DOCUMENT EXTRACT:
◆ ◆ ◆ ◆ ◆
We anticipate continued Adjusted EBITDA margin improvement year over year due to organic revenue growth and ongoing improvements in manufacturing efficiencies. However, we also expect raw material cost pressure, as resin and cement producers focus on securing price increases in 2014.

Our trim board product line, which was acquired last year, had organic revenue growth of 11% year over year in the first quarter of 2014. Further, we secured the business of a major two-step distributor that could potentially increase annual trim board revenue by $4.0 million to $6.0 million, when the relationship is fully implemented. We believe we can continue to grow revenue by further expanding distribution of trim board products into our existing customer base.

Heavy Construction Materials Segment

Headwaters Resources is the largest domestic manager and marketer of coal combustion products (CCPs), including fly ash. Utilization of these materials improves performance of concrete and concrete construction products while creating significant environmental benefits.

First quarter 2014 revenues in the heavy construction materials segment increased by 5% to $71.5 million, compared to $68.2 million for 2013. Revenue increased during the quarter primarily from fly ash price increases and incremental services provided to utilities, but the revenue mix favored product sales compared to last year. Site service revenue as a percent of total segment revenue is normally higher in the December and March quarters and lower in the June and September quarters, primarily due to seasonality. Service revenue represented approximately 31% of total segment revenue for the first quarter of 2014, compared to 33% for the first quarter of 2013 and 29% for all of fiscal 2013.

Gross profit increased by 15% to $16.8 million in the first quarter of 2014, compared to $14.6 million in 2013, and gross margin increased by 200 basis points to 23%. While revenue increased $3.3 million, operating income increased $2.3 million, or 70% of the revenue increase, from $7.6 million in 2013 to $9.9 million in 2014. Adjusted EBITDA increased $2.5 million from $10.8 million in 2013 to $13.3 million in 2014, or 23%. Adjusted EBITDA margins increased by 280 basis points. The increases in gross profit, operating income, and Adjusted EBITDA in 2014 were due to increases in fly ash revenue, the impact of continuous improvement initiatives, and high margin incremental service projects.

EPA Update

The question of whether disposal of fly ash should be regulated under Subtitle C of RCRA or Subtitle D, as solid waste, is near resolution. In a consent decree submitted to the U.S. District Court for the District of Columbia on January 29, 2014, the EPA agreed by December 19, 2014 to "sign for publication in the Federal Register a notice taking final action regarding EPA's proposed revision of RCRA Subtitle D regulations pertaining to coal combustion residuals." We believe that the EPA's statement makes it highly likely that fly ash disposal will be regulated under Subtitle D as a solid waste.
◆ ◆ ◆ ◆ ◆
In the quarterly results excerpt, what share of total heavy construction materials segment revenue did service revenue represent in the first quarter of 2014? The lines are not needed to answer anything here.

DATA LINES:
◆ ◆ ◆ ◆ ◆
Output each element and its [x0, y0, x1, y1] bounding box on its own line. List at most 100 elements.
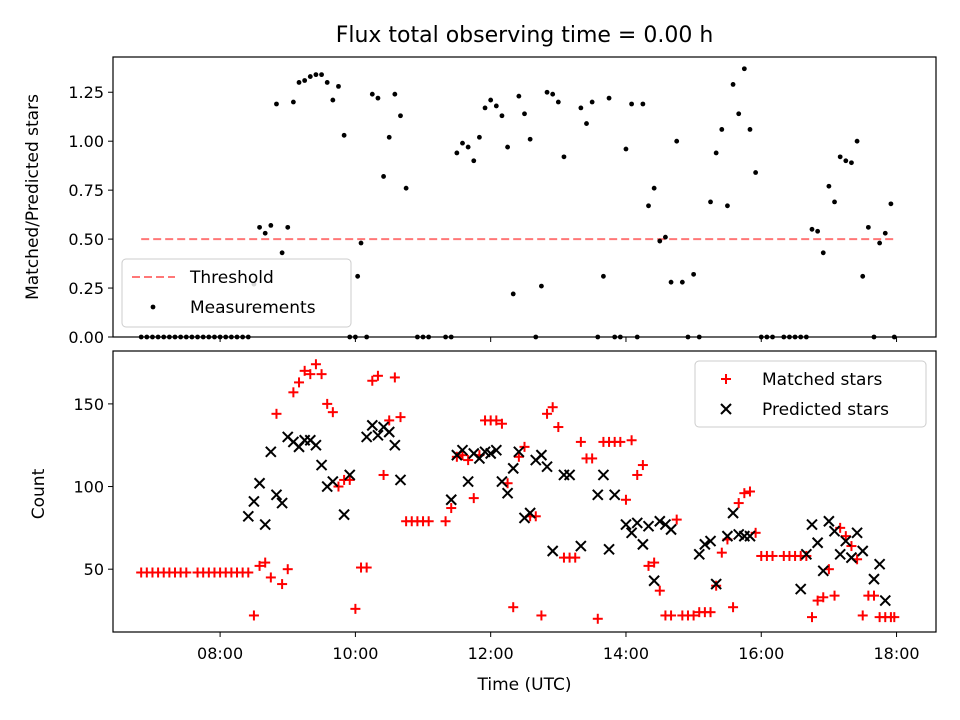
◆ ◆ ◆ ◆ ◆
OUTPUT FOR THIS TASK:
Approximately 31%.